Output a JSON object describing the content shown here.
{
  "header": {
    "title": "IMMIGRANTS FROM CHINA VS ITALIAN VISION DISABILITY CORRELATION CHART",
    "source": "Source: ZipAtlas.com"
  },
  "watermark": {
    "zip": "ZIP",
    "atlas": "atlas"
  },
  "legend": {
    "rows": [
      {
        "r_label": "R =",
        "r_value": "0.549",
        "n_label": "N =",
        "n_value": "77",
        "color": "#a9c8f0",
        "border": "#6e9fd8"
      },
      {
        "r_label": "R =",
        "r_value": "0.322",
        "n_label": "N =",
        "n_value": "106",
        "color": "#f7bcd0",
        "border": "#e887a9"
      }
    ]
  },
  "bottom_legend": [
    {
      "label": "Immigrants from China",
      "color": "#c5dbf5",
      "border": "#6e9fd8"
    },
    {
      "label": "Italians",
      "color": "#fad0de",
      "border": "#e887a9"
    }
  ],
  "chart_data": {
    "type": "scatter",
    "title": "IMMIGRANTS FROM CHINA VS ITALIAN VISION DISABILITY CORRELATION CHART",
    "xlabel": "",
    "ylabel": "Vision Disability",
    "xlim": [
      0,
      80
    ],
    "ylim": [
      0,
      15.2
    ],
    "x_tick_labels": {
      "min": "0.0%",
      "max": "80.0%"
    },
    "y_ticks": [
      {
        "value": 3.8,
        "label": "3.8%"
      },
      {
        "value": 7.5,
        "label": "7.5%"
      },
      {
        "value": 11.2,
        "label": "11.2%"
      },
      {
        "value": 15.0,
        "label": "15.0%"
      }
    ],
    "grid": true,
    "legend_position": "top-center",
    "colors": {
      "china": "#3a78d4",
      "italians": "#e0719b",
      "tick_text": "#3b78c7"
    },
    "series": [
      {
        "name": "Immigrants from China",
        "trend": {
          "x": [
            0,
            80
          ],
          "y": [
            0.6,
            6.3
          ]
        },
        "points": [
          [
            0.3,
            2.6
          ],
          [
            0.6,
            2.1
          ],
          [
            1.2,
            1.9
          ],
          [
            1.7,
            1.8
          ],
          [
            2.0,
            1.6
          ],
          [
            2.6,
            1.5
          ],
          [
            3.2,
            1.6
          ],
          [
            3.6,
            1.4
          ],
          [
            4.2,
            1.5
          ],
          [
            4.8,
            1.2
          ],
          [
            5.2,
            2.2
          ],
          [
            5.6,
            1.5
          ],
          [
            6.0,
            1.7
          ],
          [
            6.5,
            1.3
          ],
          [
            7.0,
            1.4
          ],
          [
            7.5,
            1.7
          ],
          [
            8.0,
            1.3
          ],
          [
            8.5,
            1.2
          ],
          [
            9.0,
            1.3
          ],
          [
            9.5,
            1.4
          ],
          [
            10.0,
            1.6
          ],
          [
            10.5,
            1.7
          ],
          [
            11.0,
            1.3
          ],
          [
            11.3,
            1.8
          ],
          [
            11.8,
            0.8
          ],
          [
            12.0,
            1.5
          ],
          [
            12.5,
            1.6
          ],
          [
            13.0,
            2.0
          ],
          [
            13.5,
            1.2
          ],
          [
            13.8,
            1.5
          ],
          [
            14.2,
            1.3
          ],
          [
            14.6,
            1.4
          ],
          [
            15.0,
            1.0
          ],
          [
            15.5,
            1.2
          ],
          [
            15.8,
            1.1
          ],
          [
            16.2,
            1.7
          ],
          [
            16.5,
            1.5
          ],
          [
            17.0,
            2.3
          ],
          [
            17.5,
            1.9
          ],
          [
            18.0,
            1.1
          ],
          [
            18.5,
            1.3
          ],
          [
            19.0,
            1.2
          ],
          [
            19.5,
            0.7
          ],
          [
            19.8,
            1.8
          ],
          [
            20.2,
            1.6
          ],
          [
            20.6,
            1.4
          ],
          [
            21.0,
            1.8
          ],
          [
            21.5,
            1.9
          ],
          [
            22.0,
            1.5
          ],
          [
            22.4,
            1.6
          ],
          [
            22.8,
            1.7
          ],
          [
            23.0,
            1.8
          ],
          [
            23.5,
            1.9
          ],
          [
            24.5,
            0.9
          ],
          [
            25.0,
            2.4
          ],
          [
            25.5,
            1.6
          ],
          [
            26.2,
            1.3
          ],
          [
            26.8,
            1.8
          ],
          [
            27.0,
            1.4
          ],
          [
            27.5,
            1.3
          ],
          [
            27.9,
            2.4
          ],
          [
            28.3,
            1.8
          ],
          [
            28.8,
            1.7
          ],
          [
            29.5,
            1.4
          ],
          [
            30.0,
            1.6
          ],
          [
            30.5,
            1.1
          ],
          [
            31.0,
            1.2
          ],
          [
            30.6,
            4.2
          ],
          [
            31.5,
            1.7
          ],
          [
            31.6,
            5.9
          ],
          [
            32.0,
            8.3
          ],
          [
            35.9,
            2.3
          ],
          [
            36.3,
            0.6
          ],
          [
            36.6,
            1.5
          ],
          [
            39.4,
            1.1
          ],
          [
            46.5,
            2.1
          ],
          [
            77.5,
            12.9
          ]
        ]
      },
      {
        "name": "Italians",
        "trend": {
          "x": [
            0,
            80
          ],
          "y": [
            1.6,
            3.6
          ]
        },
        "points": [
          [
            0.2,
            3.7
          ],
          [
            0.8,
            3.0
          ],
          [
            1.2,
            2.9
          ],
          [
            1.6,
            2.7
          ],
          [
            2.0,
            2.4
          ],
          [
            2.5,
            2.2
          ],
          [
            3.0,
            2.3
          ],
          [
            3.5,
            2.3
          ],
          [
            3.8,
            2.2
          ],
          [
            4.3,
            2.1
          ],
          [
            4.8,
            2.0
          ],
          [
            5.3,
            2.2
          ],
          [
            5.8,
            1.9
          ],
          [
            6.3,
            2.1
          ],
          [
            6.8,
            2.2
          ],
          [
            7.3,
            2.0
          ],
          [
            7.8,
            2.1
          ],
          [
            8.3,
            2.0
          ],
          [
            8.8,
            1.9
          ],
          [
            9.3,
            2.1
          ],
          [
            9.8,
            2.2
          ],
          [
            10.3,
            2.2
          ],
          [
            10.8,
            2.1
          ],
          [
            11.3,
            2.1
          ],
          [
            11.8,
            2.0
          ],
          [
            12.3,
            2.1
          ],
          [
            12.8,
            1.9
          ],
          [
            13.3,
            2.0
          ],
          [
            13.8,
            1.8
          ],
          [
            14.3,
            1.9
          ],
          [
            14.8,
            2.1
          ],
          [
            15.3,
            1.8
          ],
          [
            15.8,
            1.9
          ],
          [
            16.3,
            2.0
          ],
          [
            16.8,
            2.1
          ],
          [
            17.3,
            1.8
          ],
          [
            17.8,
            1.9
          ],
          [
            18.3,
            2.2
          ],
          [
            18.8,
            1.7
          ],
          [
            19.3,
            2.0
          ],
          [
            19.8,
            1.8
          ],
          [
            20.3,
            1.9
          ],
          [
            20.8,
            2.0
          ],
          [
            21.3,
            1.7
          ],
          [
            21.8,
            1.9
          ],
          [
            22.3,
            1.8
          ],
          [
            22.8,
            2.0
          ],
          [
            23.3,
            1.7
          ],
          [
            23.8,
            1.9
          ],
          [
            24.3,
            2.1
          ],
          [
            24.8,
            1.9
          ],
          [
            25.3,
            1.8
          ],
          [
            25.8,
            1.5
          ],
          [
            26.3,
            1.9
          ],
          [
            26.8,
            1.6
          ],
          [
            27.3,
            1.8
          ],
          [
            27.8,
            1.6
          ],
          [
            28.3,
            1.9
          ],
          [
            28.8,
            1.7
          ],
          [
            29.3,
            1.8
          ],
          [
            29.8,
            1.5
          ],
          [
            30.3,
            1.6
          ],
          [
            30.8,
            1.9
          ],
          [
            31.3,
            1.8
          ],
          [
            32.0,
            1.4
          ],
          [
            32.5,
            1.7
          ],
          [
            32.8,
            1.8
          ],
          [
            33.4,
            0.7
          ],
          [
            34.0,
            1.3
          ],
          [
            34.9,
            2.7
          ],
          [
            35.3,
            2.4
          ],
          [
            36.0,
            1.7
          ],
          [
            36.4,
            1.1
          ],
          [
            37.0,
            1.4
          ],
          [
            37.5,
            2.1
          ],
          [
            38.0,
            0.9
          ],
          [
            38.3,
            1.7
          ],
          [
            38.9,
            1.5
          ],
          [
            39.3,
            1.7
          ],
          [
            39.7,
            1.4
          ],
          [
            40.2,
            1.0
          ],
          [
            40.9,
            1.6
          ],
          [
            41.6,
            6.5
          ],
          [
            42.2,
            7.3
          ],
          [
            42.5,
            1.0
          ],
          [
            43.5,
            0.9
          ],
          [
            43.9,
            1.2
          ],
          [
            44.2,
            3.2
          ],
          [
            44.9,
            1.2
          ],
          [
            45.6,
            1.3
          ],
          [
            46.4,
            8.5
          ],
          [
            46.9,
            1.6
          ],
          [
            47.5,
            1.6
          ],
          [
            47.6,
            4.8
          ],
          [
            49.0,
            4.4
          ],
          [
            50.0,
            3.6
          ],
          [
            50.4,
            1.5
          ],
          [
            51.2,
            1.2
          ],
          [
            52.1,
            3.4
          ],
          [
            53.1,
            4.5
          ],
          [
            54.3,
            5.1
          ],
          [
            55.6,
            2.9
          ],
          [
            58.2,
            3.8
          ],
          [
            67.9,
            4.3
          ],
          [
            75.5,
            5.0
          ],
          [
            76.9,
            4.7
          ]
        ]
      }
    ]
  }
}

######

### WHAT IS EXPECTED
Copy each line above containing the string "border".

### WORKED ANSWER
        "border": "#6e9fd8"
        "border": "#e887a9"
      "border": "#6e9fd8"
      "border": "#e887a9"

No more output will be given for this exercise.